## Exercise instructions
Collect all the lines that mention the word "JSON".

## Task data
******************************

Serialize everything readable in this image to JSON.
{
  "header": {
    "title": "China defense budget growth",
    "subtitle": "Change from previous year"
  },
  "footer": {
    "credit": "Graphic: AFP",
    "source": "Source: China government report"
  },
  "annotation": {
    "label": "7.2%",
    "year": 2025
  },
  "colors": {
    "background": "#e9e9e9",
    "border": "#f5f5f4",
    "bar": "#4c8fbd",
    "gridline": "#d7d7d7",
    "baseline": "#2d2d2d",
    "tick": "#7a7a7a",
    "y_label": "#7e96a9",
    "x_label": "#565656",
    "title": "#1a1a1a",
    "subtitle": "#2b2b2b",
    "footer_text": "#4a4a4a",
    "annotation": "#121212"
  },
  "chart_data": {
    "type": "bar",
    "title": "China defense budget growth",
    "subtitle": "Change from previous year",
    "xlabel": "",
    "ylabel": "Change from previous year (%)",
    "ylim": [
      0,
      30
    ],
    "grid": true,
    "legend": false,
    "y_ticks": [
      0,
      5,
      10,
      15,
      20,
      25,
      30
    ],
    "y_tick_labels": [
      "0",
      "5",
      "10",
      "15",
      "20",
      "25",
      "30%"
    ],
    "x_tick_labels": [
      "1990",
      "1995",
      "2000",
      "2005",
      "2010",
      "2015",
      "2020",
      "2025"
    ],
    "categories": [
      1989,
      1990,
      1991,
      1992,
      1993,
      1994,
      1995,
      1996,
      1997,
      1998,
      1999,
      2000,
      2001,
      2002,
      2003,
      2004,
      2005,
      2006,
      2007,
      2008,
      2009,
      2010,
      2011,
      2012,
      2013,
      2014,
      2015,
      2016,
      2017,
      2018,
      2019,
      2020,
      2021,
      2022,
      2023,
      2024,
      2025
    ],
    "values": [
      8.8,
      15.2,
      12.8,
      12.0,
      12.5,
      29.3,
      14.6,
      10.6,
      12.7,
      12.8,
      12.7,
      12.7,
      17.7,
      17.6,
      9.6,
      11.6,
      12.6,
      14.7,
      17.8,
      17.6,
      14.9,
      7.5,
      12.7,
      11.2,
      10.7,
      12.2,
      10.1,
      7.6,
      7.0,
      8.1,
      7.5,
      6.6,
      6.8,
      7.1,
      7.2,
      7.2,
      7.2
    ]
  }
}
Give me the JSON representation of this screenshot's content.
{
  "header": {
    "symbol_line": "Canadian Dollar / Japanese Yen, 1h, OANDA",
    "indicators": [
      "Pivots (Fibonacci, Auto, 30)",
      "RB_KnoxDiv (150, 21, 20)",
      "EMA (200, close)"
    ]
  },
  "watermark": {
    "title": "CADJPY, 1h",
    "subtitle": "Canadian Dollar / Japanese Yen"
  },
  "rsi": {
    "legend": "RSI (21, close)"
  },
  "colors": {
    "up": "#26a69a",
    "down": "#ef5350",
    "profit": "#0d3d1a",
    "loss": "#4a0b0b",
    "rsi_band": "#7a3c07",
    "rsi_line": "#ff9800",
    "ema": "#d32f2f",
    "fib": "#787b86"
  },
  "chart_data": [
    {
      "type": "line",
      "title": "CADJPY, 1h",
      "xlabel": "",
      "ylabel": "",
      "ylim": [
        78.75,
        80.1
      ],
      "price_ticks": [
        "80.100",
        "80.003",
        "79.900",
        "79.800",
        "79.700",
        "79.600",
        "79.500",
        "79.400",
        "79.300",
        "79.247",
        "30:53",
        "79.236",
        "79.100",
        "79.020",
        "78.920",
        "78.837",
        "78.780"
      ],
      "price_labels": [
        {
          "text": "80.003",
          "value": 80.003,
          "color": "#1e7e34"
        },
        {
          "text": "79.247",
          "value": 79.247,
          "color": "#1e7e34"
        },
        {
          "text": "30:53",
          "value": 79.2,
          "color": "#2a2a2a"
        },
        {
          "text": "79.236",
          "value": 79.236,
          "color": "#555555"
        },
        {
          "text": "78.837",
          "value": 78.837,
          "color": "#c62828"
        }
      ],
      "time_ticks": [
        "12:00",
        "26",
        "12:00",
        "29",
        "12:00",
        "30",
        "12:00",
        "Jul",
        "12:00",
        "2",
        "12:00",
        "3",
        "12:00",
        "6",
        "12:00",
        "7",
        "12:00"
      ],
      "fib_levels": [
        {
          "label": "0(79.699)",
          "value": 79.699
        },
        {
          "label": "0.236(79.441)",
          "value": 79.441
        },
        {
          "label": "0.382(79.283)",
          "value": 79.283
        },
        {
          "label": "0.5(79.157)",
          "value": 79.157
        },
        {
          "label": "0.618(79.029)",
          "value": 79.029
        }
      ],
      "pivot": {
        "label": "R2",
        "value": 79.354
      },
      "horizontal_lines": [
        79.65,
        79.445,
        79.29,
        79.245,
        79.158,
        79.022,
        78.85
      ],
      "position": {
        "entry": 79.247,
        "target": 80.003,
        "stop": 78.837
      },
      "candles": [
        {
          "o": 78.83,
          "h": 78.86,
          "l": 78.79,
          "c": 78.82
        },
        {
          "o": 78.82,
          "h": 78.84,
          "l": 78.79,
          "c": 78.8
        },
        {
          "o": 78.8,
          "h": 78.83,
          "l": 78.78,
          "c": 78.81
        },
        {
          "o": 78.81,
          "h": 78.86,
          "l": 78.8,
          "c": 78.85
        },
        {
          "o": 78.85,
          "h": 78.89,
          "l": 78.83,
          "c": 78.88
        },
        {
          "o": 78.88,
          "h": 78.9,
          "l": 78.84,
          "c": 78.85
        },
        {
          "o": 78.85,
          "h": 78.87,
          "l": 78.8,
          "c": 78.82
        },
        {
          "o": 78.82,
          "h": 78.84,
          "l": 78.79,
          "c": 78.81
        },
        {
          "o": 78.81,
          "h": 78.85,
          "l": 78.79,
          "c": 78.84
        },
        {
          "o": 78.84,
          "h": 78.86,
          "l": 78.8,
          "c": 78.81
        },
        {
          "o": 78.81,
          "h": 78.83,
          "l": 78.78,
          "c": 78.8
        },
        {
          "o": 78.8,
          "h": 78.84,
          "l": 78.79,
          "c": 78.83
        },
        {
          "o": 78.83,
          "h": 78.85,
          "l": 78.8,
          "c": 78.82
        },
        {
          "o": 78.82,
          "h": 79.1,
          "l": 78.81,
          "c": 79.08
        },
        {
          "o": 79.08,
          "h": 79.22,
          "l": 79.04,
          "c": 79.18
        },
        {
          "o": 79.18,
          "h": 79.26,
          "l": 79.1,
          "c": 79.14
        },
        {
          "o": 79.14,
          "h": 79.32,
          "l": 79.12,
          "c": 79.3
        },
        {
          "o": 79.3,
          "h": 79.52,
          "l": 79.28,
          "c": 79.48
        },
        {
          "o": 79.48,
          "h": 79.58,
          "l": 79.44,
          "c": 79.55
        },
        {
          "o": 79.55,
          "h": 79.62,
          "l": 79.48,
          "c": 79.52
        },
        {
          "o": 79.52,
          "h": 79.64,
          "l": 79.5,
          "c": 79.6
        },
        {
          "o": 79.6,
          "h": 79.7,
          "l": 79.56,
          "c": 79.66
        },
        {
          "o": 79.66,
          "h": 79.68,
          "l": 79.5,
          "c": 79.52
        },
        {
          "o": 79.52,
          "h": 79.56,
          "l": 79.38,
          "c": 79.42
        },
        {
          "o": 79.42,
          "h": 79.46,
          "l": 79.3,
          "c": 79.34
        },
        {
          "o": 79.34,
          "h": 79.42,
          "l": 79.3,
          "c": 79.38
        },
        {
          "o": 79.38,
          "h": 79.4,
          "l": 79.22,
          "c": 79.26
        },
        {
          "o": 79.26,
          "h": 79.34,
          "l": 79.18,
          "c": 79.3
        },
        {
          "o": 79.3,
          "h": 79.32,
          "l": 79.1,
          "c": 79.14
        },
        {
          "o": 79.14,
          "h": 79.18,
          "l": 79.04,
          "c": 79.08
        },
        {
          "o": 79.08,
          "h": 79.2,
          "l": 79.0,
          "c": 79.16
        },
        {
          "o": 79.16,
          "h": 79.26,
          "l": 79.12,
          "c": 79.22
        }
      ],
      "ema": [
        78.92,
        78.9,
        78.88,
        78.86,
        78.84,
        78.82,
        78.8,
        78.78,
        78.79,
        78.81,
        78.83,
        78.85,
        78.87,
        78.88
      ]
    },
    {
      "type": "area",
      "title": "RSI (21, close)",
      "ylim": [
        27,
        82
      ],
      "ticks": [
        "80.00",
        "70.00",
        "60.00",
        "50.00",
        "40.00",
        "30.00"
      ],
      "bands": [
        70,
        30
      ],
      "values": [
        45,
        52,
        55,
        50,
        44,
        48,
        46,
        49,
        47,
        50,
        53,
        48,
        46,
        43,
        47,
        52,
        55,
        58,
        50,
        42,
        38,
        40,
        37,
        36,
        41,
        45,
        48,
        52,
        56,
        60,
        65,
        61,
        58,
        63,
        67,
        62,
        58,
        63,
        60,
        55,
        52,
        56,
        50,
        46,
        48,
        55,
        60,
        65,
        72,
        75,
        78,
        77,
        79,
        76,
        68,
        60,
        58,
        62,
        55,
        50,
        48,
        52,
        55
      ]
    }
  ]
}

******************************

## The answer
Serialize everything readable in this image to JSON.
Give me the JSON representation of this screenshot's content.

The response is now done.